* start AVAILABLE RECORDS *
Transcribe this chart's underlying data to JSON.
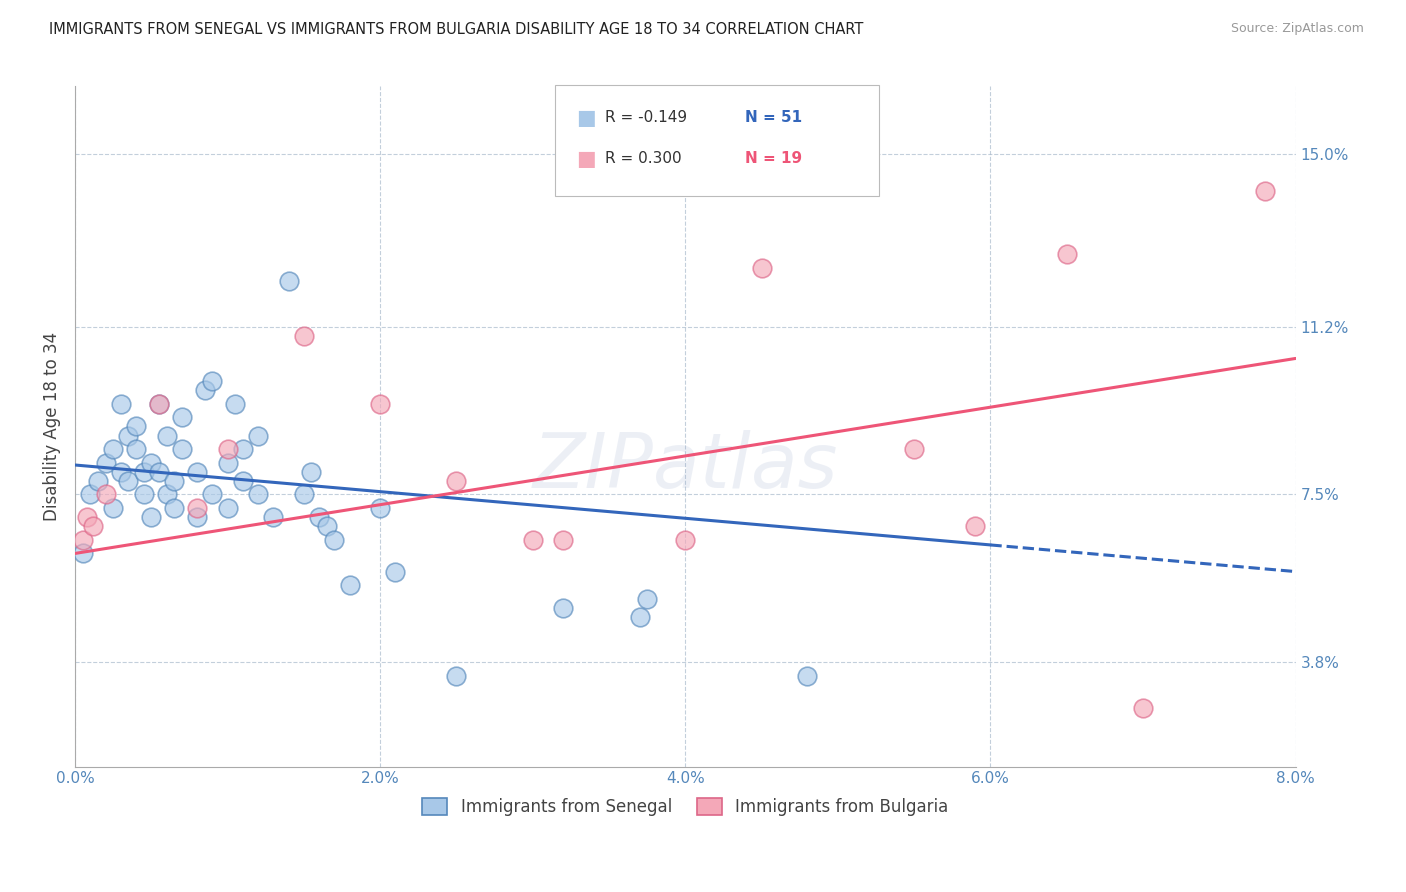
{
  "title": "IMMIGRANTS FROM SENEGAL VS IMMIGRANTS FROM BULGARIA DISABILITY AGE 18 TO 34 CORRELATION CHART",
  "source": "Source: ZipAtlas.com",
  "ylabel": "Disability Age 18 to 34",
  "x_tick_labels": [
    "0.0%",
    "2.0%",
    "4.0%",
    "6.0%",
    "8.0%"
  ],
  "x_tick_values": [
    0.0,
    2.0,
    4.0,
    6.0,
    8.0
  ],
  "y_tick_labels": [
    "3.8%",
    "7.5%",
    "11.2%",
    "15.0%"
  ],
  "y_tick_values": [
    3.8,
    7.5,
    11.2,
    15.0
  ],
  "xlim": [
    0.0,
    8.0
  ],
  "ylim": [
    1.5,
    16.5
  ],
  "legend_blue_r": "R = -0.149",
  "legend_blue_n": "N = 51",
  "legend_pink_r": "R = 0.300",
  "legend_pink_n": "N = 19",
  "blue_scatter_face": "#A8C8E8",
  "blue_scatter_edge": "#5588BB",
  "pink_scatter_face": "#F4A8B8",
  "pink_scatter_edge": "#DD6688",
  "blue_line_color": "#3366BB",
  "pink_line_color": "#EE5577",
  "watermark": "ZIPatlas",
  "senegal_x": [
    0.05,
    0.1,
    0.15,
    0.2,
    0.25,
    0.25,
    0.3,
    0.3,
    0.35,
    0.35,
    0.4,
    0.4,
    0.45,
    0.45,
    0.5,
    0.5,
    0.55,
    0.55,
    0.6,
    0.6,
    0.65,
    0.65,
    0.7,
    0.7,
    0.8,
    0.8,
    0.85,
    0.9,
    0.9,
    1.0,
    1.0,
    1.05,
    1.1,
    1.1,
    1.2,
    1.2,
    1.3,
    1.4,
    1.5,
    1.55,
    1.6,
    1.65,
    1.7,
    1.8,
    2.0,
    2.1,
    2.5,
    3.2,
    3.7,
    3.75,
    4.8
  ],
  "senegal_y": [
    6.2,
    7.5,
    7.8,
    8.2,
    8.5,
    7.2,
    9.5,
    8.0,
    7.8,
    8.8,
    9.0,
    8.5,
    8.0,
    7.5,
    8.2,
    7.0,
    8.0,
    9.5,
    7.5,
    8.8,
    7.2,
    7.8,
    8.5,
    9.2,
    7.0,
    8.0,
    9.8,
    7.5,
    10.0,
    7.2,
    8.2,
    9.5,
    7.8,
    8.5,
    7.5,
    8.8,
    7.0,
    12.2,
    7.5,
    8.0,
    7.0,
    6.8,
    6.5,
    5.5,
    7.2,
    5.8,
    3.5,
    5.0,
    4.8,
    5.2,
    3.5
  ],
  "bulgaria_x": [
    0.05,
    0.08,
    0.12,
    0.2,
    0.55,
    0.8,
    1.0,
    1.5,
    2.0,
    2.5,
    3.0,
    3.2,
    4.0,
    4.5,
    5.5,
    5.9,
    6.5,
    7.0,
    7.8
  ],
  "bulgaria_y": [
    6.5,
    7.0,
    6.8,
    7.5,
    9.5,
    7.2,
    8.5,
    11.0,
    9.5,
    7.8,
    6.5,
    6.5,
    6.5,
    12.5,
    8.5,
    6.8,
    12.8,
    2.8,
    14.2
  ],
  "blue_trend_x0": 0.0,
  "blue_trend_y0": 8.15,
  "blue_trend_x1": 8.0,
  "blue_trend_y1": 5.8,
  "blue_solid_end_x": 6.0,
  "pink_trend_x0": 0.0,
  "pink_trend_y0": 6.2,
  "pink_trend_x1": 8.0,
  "pink_trend_y1": 10.5
}
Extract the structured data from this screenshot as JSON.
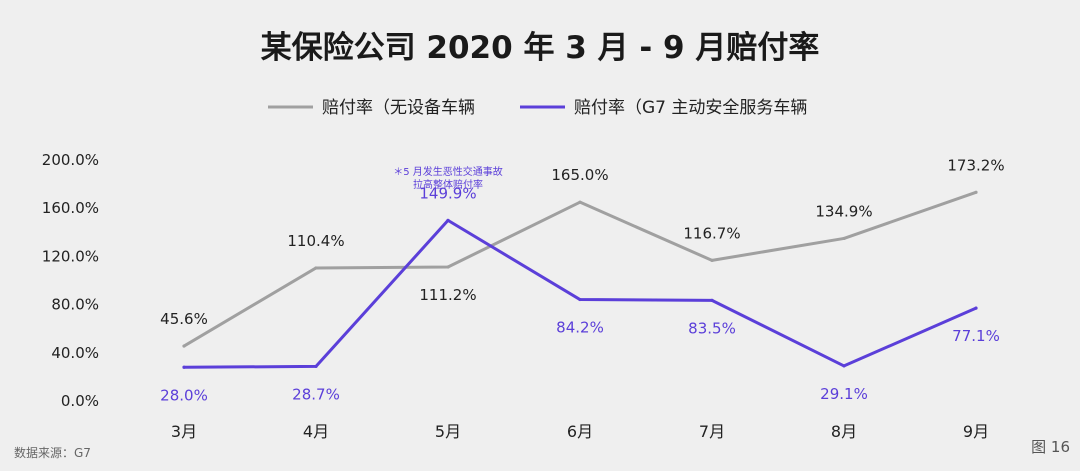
{
  "chart_data": {
    "type": "line",
    "title": "某保险公司 2020 年 3 月 - 9 月赔付率",
    "categories": [
      "3月",
      "4月",
      "5月",
      "6月",
      "7月",
      "8月",
      "9月"
    ],
    "series": [
      {
        "name": "赔付率（无设备车辆",
        "values": [
          45.6,
          110.4,
          111.2,
          165.0,
          116.7,
          134.9,
          173.2
        ],
        "labels": [
          "45.6%",
          "110.4%",
          "111.2%",
          "165.0%",
          "116.7%",
          "134.9%",
          "173.2%"
        ],
        "color": "#a0a0a0"
      },
      {
        "name": "赔付率（G7 主动安全服务车辆",
        "values": [
          28.0,
          28.7,
          149.9,
          84.2,
          83.5,
          29.1,
          77.1
        ],
        "labels": [
          "28.0%",
          "28.7%",
          "149.9%",
          "84.2%",
          "83.5%",
          "29.1%",
          "77.1%"
        ],
        "color": "#5b3fd9"
      }
    ],
    "yticks": [
      "0.0%",
      "40.0%",
      "80.0%",
      "120.0%",
      "160.0%",
      "200.0%"
    ],
    "ylim": [
      0,
      200
    ],
    "legend_position": "top",
    "grid": false,
    "annotation": {
      "category": "5月",
      "lines": [
        "＊5 月发生恶性交通事故",
        "拉高整体赔付率"
      ]
    }
  },
  "footer": {
    "source": "数据来源：G7",
    "figure_label": "图 16"
  }
}
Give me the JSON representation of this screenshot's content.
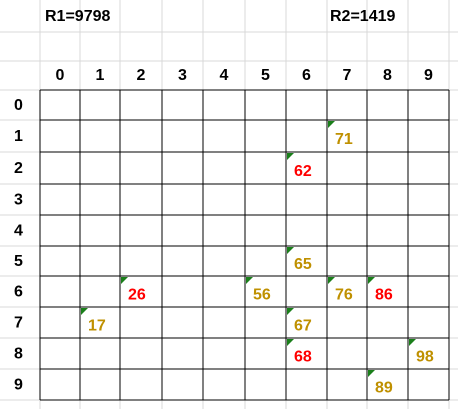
{
  "header": {
    "r1": "R1=9798",
    "r2": "R2=1419"
  },
  "table": {
    "columns": [
      "0",
      "1",
      "2",
      "3",
      "4",
      "5",
      "6",
      "7",
      "8",
      "9"
    ],
    "rows": [
      {
        "label": "0",
        "cells": [
          null,
          null,
          null,
          null,
          null,
          null,
          null,
          null,
          null,
          null
        ]
      },
      {
        "label": "1",
        "cells": [
          null,
          null,
          null,
          null,
          null,
          null,
          null,
          {
            "text": "71",
            "color": "#bf9000"
          },
          null,
          null
        ]
      },
      {
        "label": "2",
        "cells": [
          null,
          null,
          null,
          null,
          null,
          null,
          {
            "text": "62",
            "color": "#ff0000"
          },
          null,
          null,
          null
        ]
      },
      {
        "label": "3",
        "cells": [
          null,
          null,
          null,
          null,
          null,
          null,
          null,
          null,
          null,
          null
        ]
      },
      {
        "label": "4",
        "cells": [
          null,
          null,
          null,
          null,
          null,
          null,
          null,
          null,
          null,
          null
        ]
      },
      {
        "label": "5",
        "cells": [
          null,
          null,
          null,
          null,
          null,
          null,
          {
            "text": "65",
            "color": "#bf9000"
          },
          null,
          null,
          null
        ]
      },
      {
        "label": "6",
        "cells": [
          null,
          null,
          {
            "text": "26",
            "color": "#ff0000"
          },
          null,
          null,
          {
            "text": "56",
            "color": "#bf9000"
          },
          null,
          {
            "text": "76",
            "color": "#bf9000"
          },
          {
            "text": "86",
            "color": "#ff0000"
          },
          null
        ]
      },
      {
        "label": "7",
        "cells": [
          null,
          {
            "text": "17",
            "color": "#bf9000"
          },
          null,
          null,
          null,
          null,
          {
            "text": "67",
            "color": "#bf9000"
          },
          null,
          null,
          null
        ]
      },
      {
        "label": "8",
        "cells": [
          null,
          null,
          null,
          null,
          null,
          null,
          {
            "text": "68",
            "color": "#ff0000"
          },
          null,
          null,
          {
            "text": "98",
            "color": "#bf9000"
          }
        ]
      },
      {
        "label": "9",
        "cells": [
          null,
          null,
          null,
          null,
          null,
          null,
          null,
          null,
          {
            "text": "89",
            "color": "#bf9000"
          },
          null
        ]
      }
    ]
  }
}
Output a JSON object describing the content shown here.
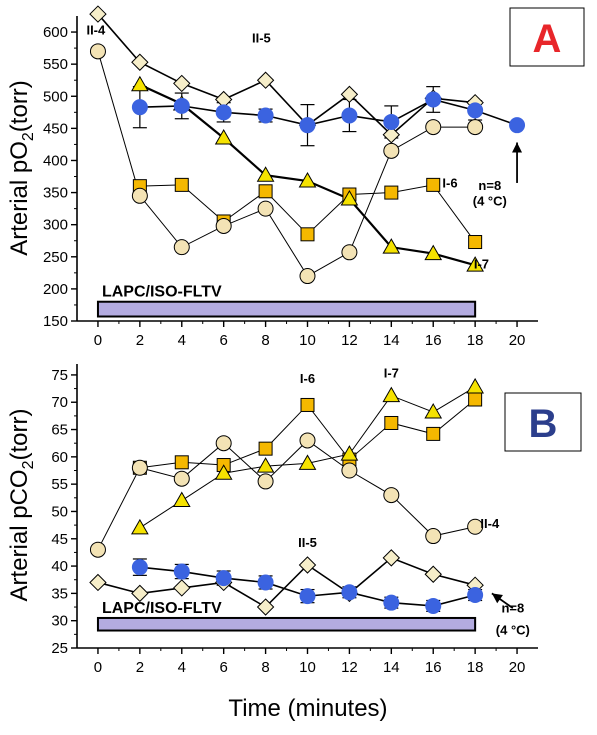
{
  "colors": {
    "triangle": "#f5e200",
    "square": "#f5b800",
    "circle": "#f3e3b5",
    "diamond": "#f6eec9",
    "blue": "#3b63e0",
    "bar": "#b3abe0",
    "letterA": "#e8262a",
    "letterB": "#2b3e8c"
  },
  "xlabel": "Time (minutes)",
  "chart_data": [
    {
      "type": "line",
      "panel": "A",
      "ylabel": "Arterial pO2(torr)",
      "ylabel_main": "Arterial pO",
      "ylabel_sub": "2",
      "ylabel_tail": "(torr)",
      "x_ticks": [
        0,
        2,
        4,
        6,
        8,
        10,
        12,
        14,
        16,
        18,
        20
      ],
      "y_ticks": [
        150,
        200,
        250,
        300,
        350,
        400,
        450,
        500,
        550,
        600
      ],
      "xlim": [
        -1,
        21
      ],
      "ylim": [
        150,
        625
      ],
      "bar_text": "LAPC/ISO-FLTV",
      "bar_range": [
        0,
        18
      ],
      "bar_y": [
        157,
        180
      ],
      "series": [
        {
          "name": "II-4",
          "marker": "circle",
          "color_key": "circle",
          "line_width": 1,
          "x": [
            0,
            2,
            4,
            6,
            8,
            10,
            12,
            14,
            16,
            18
          ],
          "y": [
            570,
            345,
            265,
            298,
            325,
            220,
            257,
            415,
            452,
            452
          ]
        },
        {
          "name": "II-5",
          "marker": "diamond",
          "color_key": "diamond",
          "line_width": 1.6,
          "x": [
            0,
            2,
            4,
            6,
            8,
            10,
            12,
            14,
            16,
            18
          ],
          "y": [
            628,
            553,
            520,
            495,
            525,
            455,
            503,
            440,
            497,
            490
          ]
        },
        {
          "name": "I-6",
          "marker": "square",
          "color_key": "square",
          "line_width": 1,
          "x": [
            2,
            4,
            6,
            8,
            10,
            12,
            14,
            16,
            18
          ],
          "y": [
            360,
            362,
            305,
            352,
            285,
            347,
            350,
            362,
            273
          ]
        },
        {
          "name": "I-7",
          "marker": "triangle",
          "color_key": "triangle",
          "line_width": 2.2,
          "x": [
            2,
            4,
            6,
            8,
            10,
            12,
            14,
            16,
            18
          ],
          "y": [
            518,
            488,
            435,
            377,
            368,
            340,
            265,
            255,
            237
          ]
        },
        {
          "name": "n=8",
          "marker": "blue",
          "color_key": "blue",
          "line_width": 1.6,
          "x": [
            2,
            4,
            6,
            8,
            10,
            12,
            14,
            16,
            18,
            20
          ],
          "y": [
            483,
            485,
            475,
            470,
            455,
            470,
            460,
            495,
            478,
            455
          ],
          "err": [
            32,
            20,
            15,
            10,
            32,
            25,
            25,
            20,
            15,
            0
          ]
        }
      ],
      "annotations": [
        {
          "text": "II-4",
          "x": -0.1,
          "y": 596
        },
        {
          "text": "II-5",
          "x": 7.8,
          "y": 584
        },
        {
          "text": "I-6",
          "x": 16.8,
          "y": 358
        },
        {
          "text": "I-7",
          "x": 18.3,
          "y": 232
        },
        {
          "text": "n=8",
          "x": 18.7,
          "y": 354
        },
        {
          "text": "(4 °C)",
          "x": 18.7,
          "y": 330
        }
      ],
      "arrow": {
        "from": [
          20,
          365
        ],
        "to": [
          20,
          428
        ]
      }
    },
    {
      "type": "line",
      "panel": "B",
      "ylabel": "Arterial pCO2(torr)",
      "ylabel_main": "Arterial pCO",
      "ylabel_sub": "2",
      "ylabel_tail": "(torr)",
      "x_ticks": [
        0,
        2,
        4,
        6,
        8,
        10,
        12,
        14,
        16,
        18,
        20
      ],
      "y_ticks": [
        25,
        30,
        35,
        40,
        45,
        50,
        55,
        60,
        65,
        70,
        75
      ],
      "xlim": [
        -1,
        21
      ],
      "ylim": [
        25,
        77
      ],
      "bar_text": "LAPC/ISO-FLTV",
      "bar_range": [
        0,
        18
      ],
      "bar_y": [
        28.2,
        30.5
      ],
      "series": [
        {
          "name": "II-4",
          "marker": "circle",
          "color_key": "circle",
          "line_width": 1,
          "x": [
            0,
            2,
            4,
            6,
            8,
            10,
            12,
            14,
            16,
            18
          ],
          "y": [
            43,
            58,
            56,
            62.5,
            55.5,
            63,
            57.5,
            53,
            45.5,
            47.2
          ]
        },
        {
          "name": "II-5",
          "marker": "diamond",
          "color_key": "diamond",
          "line_width": 1.6,
          "x": [
            0,
            2,
            4,
            6,
            8,
            10,
            12,
            14,
            16,
            18
          ],
          "y": [
            37,
            35,
            36,
            37,
            32.5,
            40.2,
            35,
            41.5,
            38.5,
            36.5
          ]
        },
        {
          "name": "I-6",
          "marker": "square",
          "color_key": "square",
          "line_width": 1,
          "x": [
            2,
            4,
            6,
            8,
            10,
            12,
            14,
            16,
            18
          ],
          "y": [
            58,
            59,
            58.5,
            61.5,
            69.5,
            59.5,
            66.2,
            64.2,
            70.5
          ]
        },
        {
          "name": "I-7",
          "marker": "triangle",
          "color_key": "triangle",
          "line_width": 1,
          "x": [
            2,
            4,
            6,
            8,
            10,
            12,
            14,
            16,
            18
          ],
          "y": [
            47,
            52,
            57,
            58.3,
            58.8,
            60.5,
            71.2,
            68.2,
            72.8
          ]
        },
        {
          "name": "n=8",
          "marker": "blue",
          "color_key": "blue",
          "line_width": 1.6,
          "x": [
            2,
            4,
            6,
            8,
            10,
            12,
            14,
            16,
            18
          ],
          "y": [
            39.8,
            39,
            37.8,
            37,
            34.5,
            35.2,
            33.3,
            32.7,
            34.7
          ],
          "err": [
            1.5,
            1.3,
            1.3,
            1.2,
            1.2,
            1.0,
            1.0,
            1.0,
            1.0
          ]
        }
      ],
      "annotations": [
        {
          "text": "I-6",
          "x": 10.0,
          "y": 73.5
        },
        {
          "text": "I-7",
          "x": 14.0,
          "y": 74.5
        },
        {
          "text": "II-4",
          "x": 18.7,
          "y": 47
        },
        {
          "text": "II-5",
          "x": 10.0,
          "y": 43.5
        },
        {
          "text": "n=8",
          "x": 19.8,
          "y": 31.5
        },
        {
          "text": "(4 °C)",
          "x": 19.8,
          "y": 27.5
        }
      ],
      "arrow": {
        "from": [
          19.8,
          32.3
        ],
        "to": [
          18.8,
          35.0
        ]
      }
    }
  ],
  "panel_letters": [
    "A",
    "B"
  ]
}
* end AVAILABLE RECORDS *
REQUIREMENTS
Copy every line of the records above that holds the word "this".

SOLUTION BELOW
Transcribe this chart's underlying data to JSON.
Extract the structured data from this screenshot as JSON.
Give me the JSON representation of this screenshot's content.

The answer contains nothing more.